▶ What the exercise asks: Transcribe the records in full, keeping every character as it is.

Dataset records

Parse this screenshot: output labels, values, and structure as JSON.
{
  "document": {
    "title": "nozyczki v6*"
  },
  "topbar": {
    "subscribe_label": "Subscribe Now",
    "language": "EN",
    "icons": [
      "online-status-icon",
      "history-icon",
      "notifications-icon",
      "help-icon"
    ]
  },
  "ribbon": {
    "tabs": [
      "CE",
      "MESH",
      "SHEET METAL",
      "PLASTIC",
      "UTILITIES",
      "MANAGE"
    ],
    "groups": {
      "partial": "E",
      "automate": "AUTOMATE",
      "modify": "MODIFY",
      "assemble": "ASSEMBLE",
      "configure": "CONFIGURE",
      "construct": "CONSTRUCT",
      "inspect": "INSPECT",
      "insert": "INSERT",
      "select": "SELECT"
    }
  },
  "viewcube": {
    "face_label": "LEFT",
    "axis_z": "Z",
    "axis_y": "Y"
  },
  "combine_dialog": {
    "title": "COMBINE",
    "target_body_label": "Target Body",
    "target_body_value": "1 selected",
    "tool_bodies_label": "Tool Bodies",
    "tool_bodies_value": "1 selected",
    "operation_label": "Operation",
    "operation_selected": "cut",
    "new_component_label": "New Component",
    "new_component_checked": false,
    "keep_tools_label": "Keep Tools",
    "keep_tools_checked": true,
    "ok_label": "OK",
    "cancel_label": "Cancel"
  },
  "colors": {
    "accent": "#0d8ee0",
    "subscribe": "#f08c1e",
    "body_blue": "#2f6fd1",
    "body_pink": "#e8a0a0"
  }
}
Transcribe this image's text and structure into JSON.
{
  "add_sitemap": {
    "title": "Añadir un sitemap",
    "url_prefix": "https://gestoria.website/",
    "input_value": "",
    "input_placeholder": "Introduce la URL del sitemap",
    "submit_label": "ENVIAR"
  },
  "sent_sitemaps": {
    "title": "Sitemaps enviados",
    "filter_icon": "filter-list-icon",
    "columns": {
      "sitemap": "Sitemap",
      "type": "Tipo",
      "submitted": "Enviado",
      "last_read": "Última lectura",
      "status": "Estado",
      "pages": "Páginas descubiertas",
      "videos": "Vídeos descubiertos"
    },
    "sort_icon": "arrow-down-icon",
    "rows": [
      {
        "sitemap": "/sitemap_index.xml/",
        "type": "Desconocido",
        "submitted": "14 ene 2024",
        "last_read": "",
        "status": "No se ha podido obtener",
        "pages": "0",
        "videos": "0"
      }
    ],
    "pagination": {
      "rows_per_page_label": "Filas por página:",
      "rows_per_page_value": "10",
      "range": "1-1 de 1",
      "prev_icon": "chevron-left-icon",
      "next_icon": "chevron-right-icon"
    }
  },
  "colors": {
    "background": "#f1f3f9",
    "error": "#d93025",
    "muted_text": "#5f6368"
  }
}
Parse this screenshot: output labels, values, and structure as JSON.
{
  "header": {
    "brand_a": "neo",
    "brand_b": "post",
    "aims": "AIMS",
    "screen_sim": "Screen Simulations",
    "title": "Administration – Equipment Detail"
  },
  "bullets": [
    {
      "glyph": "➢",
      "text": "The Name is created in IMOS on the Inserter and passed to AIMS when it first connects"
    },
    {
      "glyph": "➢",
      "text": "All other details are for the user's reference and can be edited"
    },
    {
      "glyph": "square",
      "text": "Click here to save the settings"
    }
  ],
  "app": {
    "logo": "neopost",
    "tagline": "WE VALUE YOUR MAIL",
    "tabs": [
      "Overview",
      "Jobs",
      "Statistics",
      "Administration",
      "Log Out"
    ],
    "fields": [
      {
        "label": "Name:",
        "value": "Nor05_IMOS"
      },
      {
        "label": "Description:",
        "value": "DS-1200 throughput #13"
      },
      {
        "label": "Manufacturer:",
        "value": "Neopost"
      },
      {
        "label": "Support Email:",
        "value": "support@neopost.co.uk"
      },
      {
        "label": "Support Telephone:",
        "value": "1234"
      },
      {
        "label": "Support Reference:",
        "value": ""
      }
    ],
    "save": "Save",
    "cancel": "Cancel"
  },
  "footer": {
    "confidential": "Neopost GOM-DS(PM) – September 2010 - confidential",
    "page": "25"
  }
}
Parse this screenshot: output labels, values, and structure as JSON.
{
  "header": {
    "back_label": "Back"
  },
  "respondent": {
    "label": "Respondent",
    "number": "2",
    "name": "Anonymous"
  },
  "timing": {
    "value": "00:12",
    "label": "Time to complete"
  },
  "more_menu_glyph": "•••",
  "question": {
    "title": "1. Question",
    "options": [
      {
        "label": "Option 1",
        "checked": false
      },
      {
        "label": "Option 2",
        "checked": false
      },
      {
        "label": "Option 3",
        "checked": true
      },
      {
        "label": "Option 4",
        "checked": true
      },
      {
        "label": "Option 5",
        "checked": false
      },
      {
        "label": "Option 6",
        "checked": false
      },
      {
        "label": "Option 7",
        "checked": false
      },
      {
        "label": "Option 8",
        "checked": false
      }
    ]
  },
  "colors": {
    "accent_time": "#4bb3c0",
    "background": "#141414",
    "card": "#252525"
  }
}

▶ Worked answer:
Parse this screenshot: output labels, values, and structure as JSON.
{
  "document": {
    "title": "nozyczki v6*"
  },
  "topbar": {
    "subscribe_label": "Subscribe Now",
    "language": "EN",
    "icons": [
      "online-status-icon",
      "history-icon",
      "notifications-icon",
      "help-icon"
    ]
  },
  "ribbon": {
    "tabs": [
      "CE",
      "MESH",
      "SHEET METAL",
      "PLASTIC",
      "UTILITIES",
      "MANAGE"
    ],
    "groups": {
      "partial": "E",
      "automate": "AUTOMATE",
      "modify": "MODIFY",
      "assemble": "ASSEMBLE",
      "configure": "CONFIGURE",
      "construct": "CONSTRUCT",
      "inspect": "INSPECT",
      "insert": "INSERT",
      "select": "SELECT"
    }
  },
  "viewcube": {
    "face_label": "LEFT",
    "axis_z": "Z",
    "axis_y": "Y"
  },
  "combine_dialog": {
    "title": "COMBINE",
    "target_body_label": "Target Body",
    "target_body_value": "1 selected",
    "tool_bodies_label": "Tool Bodies",
    "tool_bodies_value": "1 selected",
    "operation_label": "Operation",
    "operation_selected": "cut",
    "new_component_label": "New Component",
    "new_component_checked": false,
    "keep_tools_label": "Keep Tools",
    "keep_tools_checked": true,
    "ok_label": "OK",
    "cancel_label": "Cancel"
  },
  "colors": {
    "accent": "#0d8ee0",
    "subscribe": "#f08c1e",
    "body_blue": "#2f6fd1",
    "body_pink": "#e8a0a0"
  }
}
Transcribe this image's text and structure into JSON.
{
  "add_sitemap": {
    "title": "Añadir un sitemap",
    "url_prefix": "https://gestoria.website/",
    "input_value": "",
    "input_placeholder": "Introduce la URL del sitemap",
    "submit_label": "ENVIAR"
  },
  "sent_sitemaps": {
    "title": "Sitemaps enviados",
    "filter_icon": "filter-list-icon",
    "columns": {
      "sitemap": "Sitemap",
      "type": "Tipo",
      "submitted": "Enviado",
      "last_read": "Última lectura",
      "status": "Estado",
      "pages": "Páginas descubiertas",
      "videos": "Vídeos descubiertos"
    },
    "sort_icon": "arrow-down-icon",
    "rows": [
      {
        "sitemap": "/sitemap_index.xml/",
        "type": "Desconocido",
        "submitted": "14 ene 2024",
        "last_read": "",
        "status": "No se ha podido obtener",
        "pages": "0",
        "videos": "0"
      }
    ],
    "pagination": {
      "rows_per_page_label": "Filas por página:",
      "rows_per_page_value": "10",
      "range": "1-1 de 1",
      "prev_icon": "chevron-left-icon",
      "next_icon": "chevron-right-icon"
    }
  },
  "colors": {
    "background": "#f1f3f9",
    "error": "#d93025",
    "muted_text": "#5f6368"
  }
}
Parse this screenshot: output labels, values, and structure as JSON.
{
  "header": {
    "brand_a": "neo",
    "brand_b": "post",
    "aims": "AIMS",
    "screen_sim": "Screen Simulations",
    "title": "Administration – Equipment Detail"
  },
  "bullets": [
    {
      "glyph": "➢",
      "text": "The Name is created in IMOS on the Inserter and passed to AIMS when it first connects"
    },
    {
      "glyph": "➢",
      "text": "All other details are for the user's reference and can be edited"
    },
    {
      "glyph": "square",
      "text": "Click here to save the settings"
    }
  ],
  "app": {
    "logo": "neopost",
    "tagline": "WE VALUE YOUR MAIL",
    "tabs": [
      "Overview",
      "Jobs",
      "Statistics",
      "Administration",
      "Log Out"
    ],
    "fields": [
      {
        "label": "Name:",
        "value": "Nor05_IMOS"
      },
      {
        "label": "Description:",
        "value": "DS-1200 throughput #13"
      },
      {
        "label": "Manufacturer:",
        "value": "Neopost"
      },
      {
        "label": "Support Email:",
        "value": "support@neopost.co.uk"
      },
      {
        "label": "Support Telephone:",
        "value": "1234"
      },
      {
        "label": "Support Reference:",
        "value": ""
      }
    ],
    "save": "Save",
    "cancel": "Cancel"
  },
  "footer": {
    "confidential": "Neopost GOM-DS(PM) – September 2010 - confidential",
    "page": "25"
  }
}
Parse this screenshot: output labels, values, and structure as JSON.
{
  "header": {
    "back_label": "Back"
  },
  "respondent": {
    "label": "Respondent",
    "number": "2",
    "name": "Anonymous"
  },
  "timing": {
    "value": "00:12",
    "label": "Time to complete"
  },
  "more_menu_glyph": "•••",
  "question": {
    "title": "1. Question",
    "options": [
      {
        "label": "Option 1",
        "checked": false
      },
      {
        "label": "Option 2",
        "checked": false
      },
      {
        "label": "Option 3",
        "checked": true
      },
      {
        "label": "Option 4",
        "checked": true
      },
      {
        "label": "Option 5",
        "checked": false
      },
      {
        "label": "Option 6",
        "checked": false
      },
      {
        "label": "Option 7",
        "checked": false
      },
      {
        "label": "Option 8",
        "checked": false
      }
    ]
  },
  "colors": {
    "accent_time": "#4bb3c0",
    "background": "#141414",
    "card": "#252525"
  }
}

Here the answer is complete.